** START DATA SUPPLIED **
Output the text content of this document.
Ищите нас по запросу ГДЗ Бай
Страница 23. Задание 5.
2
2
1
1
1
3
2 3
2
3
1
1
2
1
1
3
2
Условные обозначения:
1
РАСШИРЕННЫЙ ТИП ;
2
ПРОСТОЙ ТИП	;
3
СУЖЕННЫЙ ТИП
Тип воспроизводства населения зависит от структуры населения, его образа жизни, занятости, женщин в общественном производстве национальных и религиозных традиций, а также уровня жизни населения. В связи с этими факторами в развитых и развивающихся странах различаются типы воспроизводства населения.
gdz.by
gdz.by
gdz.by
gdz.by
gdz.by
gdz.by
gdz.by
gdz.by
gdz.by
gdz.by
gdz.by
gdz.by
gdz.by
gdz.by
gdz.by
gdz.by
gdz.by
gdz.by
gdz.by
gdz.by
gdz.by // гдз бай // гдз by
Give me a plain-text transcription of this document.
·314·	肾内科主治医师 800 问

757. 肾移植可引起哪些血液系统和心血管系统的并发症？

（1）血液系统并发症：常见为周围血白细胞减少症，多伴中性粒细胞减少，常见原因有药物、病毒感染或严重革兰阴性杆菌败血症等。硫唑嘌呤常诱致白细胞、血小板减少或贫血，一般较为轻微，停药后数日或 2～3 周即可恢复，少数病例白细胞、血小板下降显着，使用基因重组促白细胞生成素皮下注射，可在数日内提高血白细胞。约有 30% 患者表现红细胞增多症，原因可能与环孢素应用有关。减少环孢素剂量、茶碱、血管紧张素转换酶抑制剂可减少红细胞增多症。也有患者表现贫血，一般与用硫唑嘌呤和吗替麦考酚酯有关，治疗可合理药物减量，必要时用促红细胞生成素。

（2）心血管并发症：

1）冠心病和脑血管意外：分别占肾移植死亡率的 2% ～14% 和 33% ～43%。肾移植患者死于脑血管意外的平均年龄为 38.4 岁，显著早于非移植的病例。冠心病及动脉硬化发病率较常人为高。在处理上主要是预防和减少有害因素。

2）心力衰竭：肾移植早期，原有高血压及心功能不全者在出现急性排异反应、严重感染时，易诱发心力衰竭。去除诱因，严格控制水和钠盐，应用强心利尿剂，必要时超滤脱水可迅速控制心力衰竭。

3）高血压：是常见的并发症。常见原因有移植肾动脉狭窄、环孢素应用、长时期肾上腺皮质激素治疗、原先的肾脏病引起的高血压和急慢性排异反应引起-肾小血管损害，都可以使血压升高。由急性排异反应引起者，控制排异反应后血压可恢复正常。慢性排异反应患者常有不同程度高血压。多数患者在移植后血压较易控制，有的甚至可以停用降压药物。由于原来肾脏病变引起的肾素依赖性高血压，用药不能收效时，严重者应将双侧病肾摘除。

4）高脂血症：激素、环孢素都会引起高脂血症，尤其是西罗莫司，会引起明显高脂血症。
** END DATA SUPPLIED **
WORK INSTRUCTIONS: Output all of the data above without any alteration.

WRITTEN RESPONSE:
Output the text content of this document.
Ищите нас по запросу ГДЗ Бай
Страница 23. Задание 5.
2
2
1
1
1
3
2 3
2
3
1
1
2
1
1
3
2
Условные обозначения:
1
РАСШИРЕННЫЙ ТИП ;
2
ПРОСТОЙ ТИП	;
3
СУЖЕННЫЙ ТИП
Тип воспроизводства населения зависит от структуры населения, его образа жизни, занятости, женщин в общественном производстве национальных и религиозных традиций, а также уровня жизни населения. В связи с этими факторами в развитых и развивающихся странах различаются типы воспроизводства населения.
gdz.by
gdz.by
gdz.by
gdz.by
gdz.by
gdz.by
gdz.by
gdz.by
gdz.by
gdz.by
gdz.by
gdz.by
gdz.by
gdz.by
gdz.by
gdz.by
gdz.by
gdz.by
gdz.by
gdz.by
gdz.by // гдз бай // гдз by
Give me a plain-text transcription of this document.
·314·	肾内科主治医师 800 问

757. 肾移植可引起哪些血液系统和心血管系统的并发症？

（1）血液系统并发症：常见为周围血白细胞减少症，多伴中性粒细胞减少，常见原因有药物、病毒感染或严重革兰阴性杆菌败血症等。硫唑嘌呤常诱致白细胞、血小板减少或贫血，一般较为轻微，停药后数日或 2～3 周即可恢复，少数病例白细胞、血小板下降显着，使用基因重组促白细胞生成素皮下注射，可在数日内提高血白细胞。约有 30% 患者表现红细胞增多症，原因可能与环孢素应用有关。减少环孢素剂量、茶碱、血管紧张素转换酶抑制剂可减少红细胞增多症。也有患者表现贫血，一般与用硫唑嘌呤和吗替麦考酚酯有关，治疗可合理药物减量，必要时用促红细胞生成素。

（2）心血管并发症：

1）冠心病和脑血管意外：分别占肾移植死亡率的 2% ～14% 和 33% ～43%。肾移植患者死于脑血管意外的平均年龄为 38.4 岁，显著早于非移植的病例。冠心病及动脉硬化发病率较常人为高。在处理上主要是预防和减少有害因素。

2）心力衰竭：肾移植早期，原有高血压及心功能不全者在出现急性排异反应、严重感染时，易诱发心力衰竭。去除诱因，严格控制水和钠盐，应用强心利尿剂，必要时超滤脱水可迅速控制心力衰竭。

3）高血压：是常见的并发症。常见原因有移植肾动脉狭窄、环孢素应用、长时期肾上腺皮质激素治疗、原先的肾脏病引起的高血压和急慢性排异反应引起-肾小血管损害，都可以使血压升高。由急性排异反应引起者，控制排异反应后血压可恢复正常。慢性排异反应患者常有不同程度高血压。多数患者在移植后血压较易控制，有的甚至可以停用降压药物。由于原来肾脏病变引起的肾素依赖性高血压，用药不能收效时，严重者应将双侧病肾摘除。

4）高脂血症：激素、环孢素都会引起高脂血症，尤其是西罗莫司，会引起明显高脂血症。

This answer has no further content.